▸ TASK
Repeat what the lines below say, word for word, and skip every image.

▸ DATA SECTION
☆ ☆ ☆

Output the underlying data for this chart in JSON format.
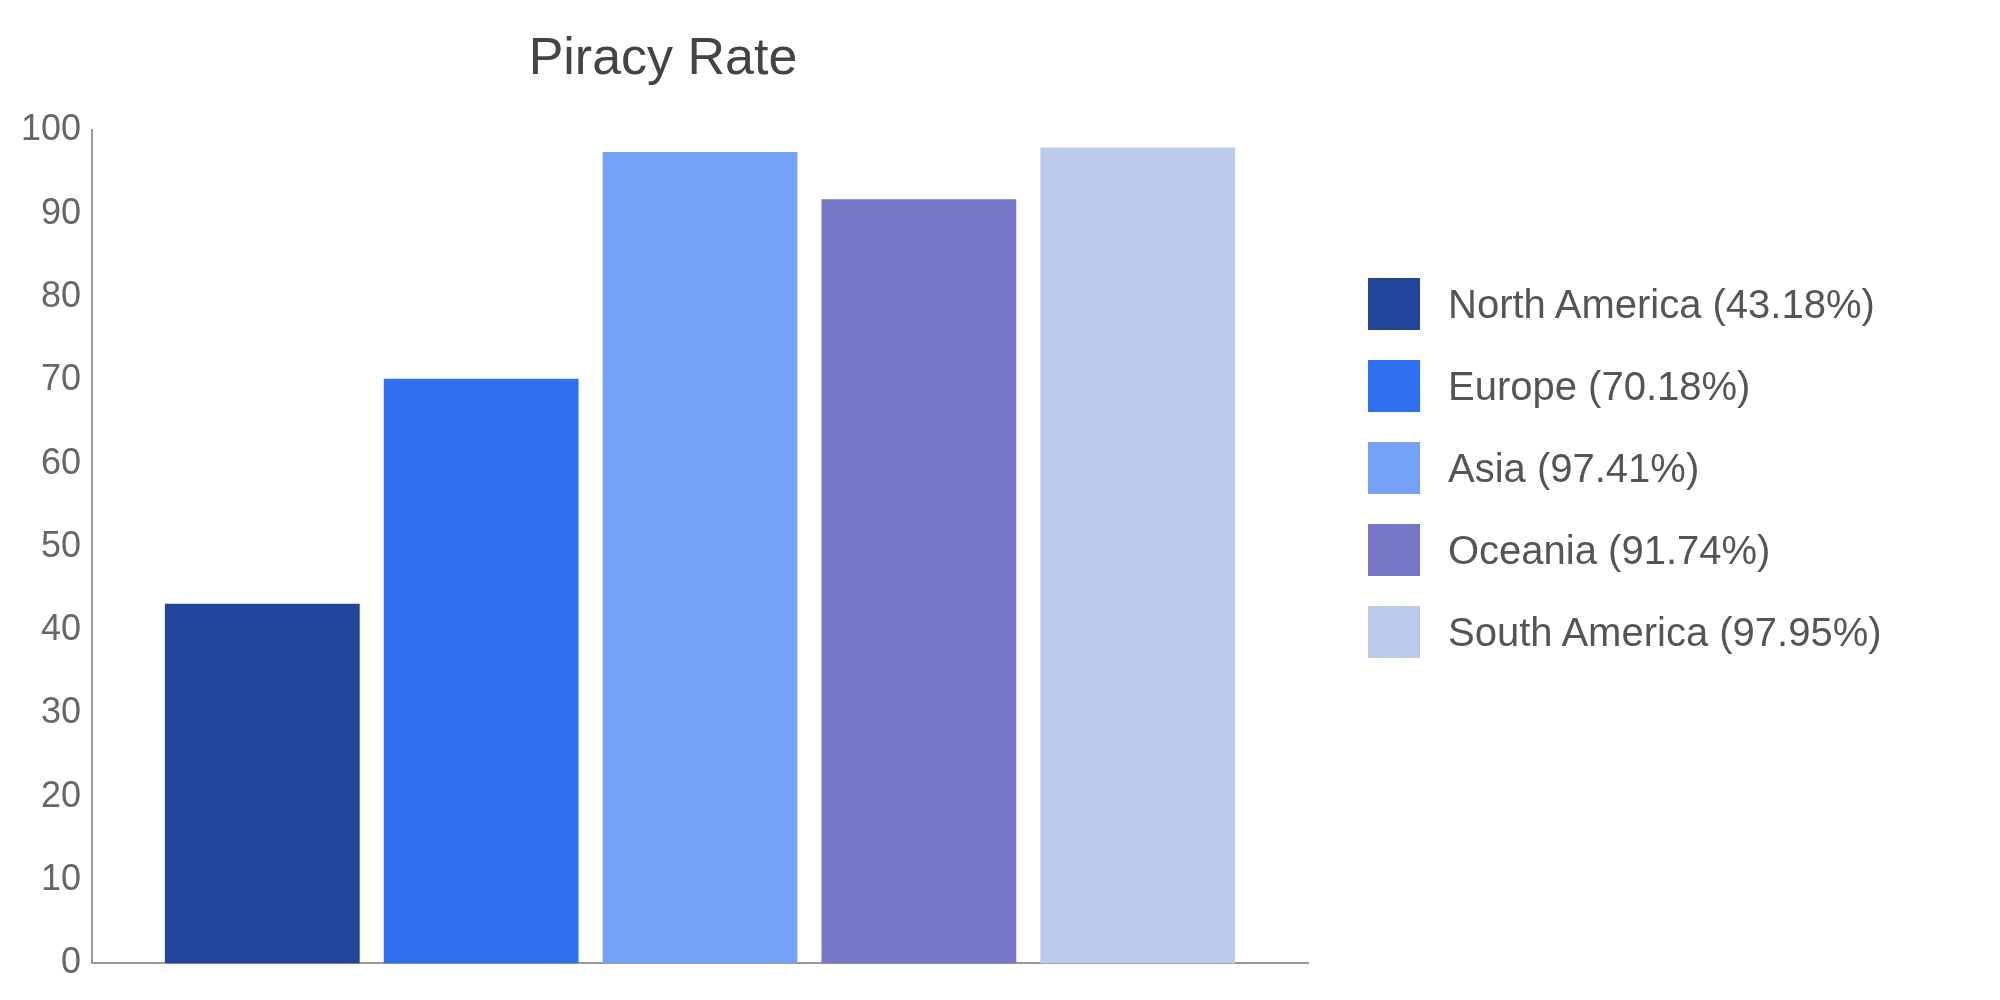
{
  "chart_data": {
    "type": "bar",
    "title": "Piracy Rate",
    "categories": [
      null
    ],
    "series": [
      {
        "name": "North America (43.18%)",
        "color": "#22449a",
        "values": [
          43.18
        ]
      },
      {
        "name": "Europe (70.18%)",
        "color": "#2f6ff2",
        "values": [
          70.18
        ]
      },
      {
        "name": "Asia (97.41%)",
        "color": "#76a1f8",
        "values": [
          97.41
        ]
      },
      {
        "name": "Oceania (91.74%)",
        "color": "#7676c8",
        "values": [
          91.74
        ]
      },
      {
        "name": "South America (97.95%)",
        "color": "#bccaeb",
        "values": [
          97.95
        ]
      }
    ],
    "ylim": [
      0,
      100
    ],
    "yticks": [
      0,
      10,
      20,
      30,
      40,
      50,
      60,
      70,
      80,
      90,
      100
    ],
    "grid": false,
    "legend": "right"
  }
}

☆ ☆ ☆

▸ EXERCISE RESPONSE
Output the underlying data for this chart in JSON format.
{
  "chart_data": {
    "type": "bar",
    "title": "Piracy Rate",
    "categories": [
      null
    ],
    "series": [
      {
        "name": "North America (43.18%)",
        "color": "#22449a",
        "values": [
          43.18
        ]
      },
      {
        "name": "Europe (70.18%)",
        "color": "#2f6ff2",
        "values": [
          70.18
        ]
      },
      {
        "name": "Asia (97.41%)",
        "color": "#76a1f8",
        "values": [
          97.41
        ]
      },
      {
        "name": "Oceania (91.74%)",
        "color": "#7676c8",
        "values": [
          91.74
        ]
      },
      {
        "name": "South America (97.95%)",
        "color": "#bccaeb",
        "values": [
          97.95
        ]
      }
    ],
    "ylim": [
      0,
      100
    ],
    "yticks": [
      0,
      10,
      20,
      30,
      40,
      50,
      60,
      70,
      80,
      90,
      100
    ],
    "grid": false,
    "legend": "right"
  }
}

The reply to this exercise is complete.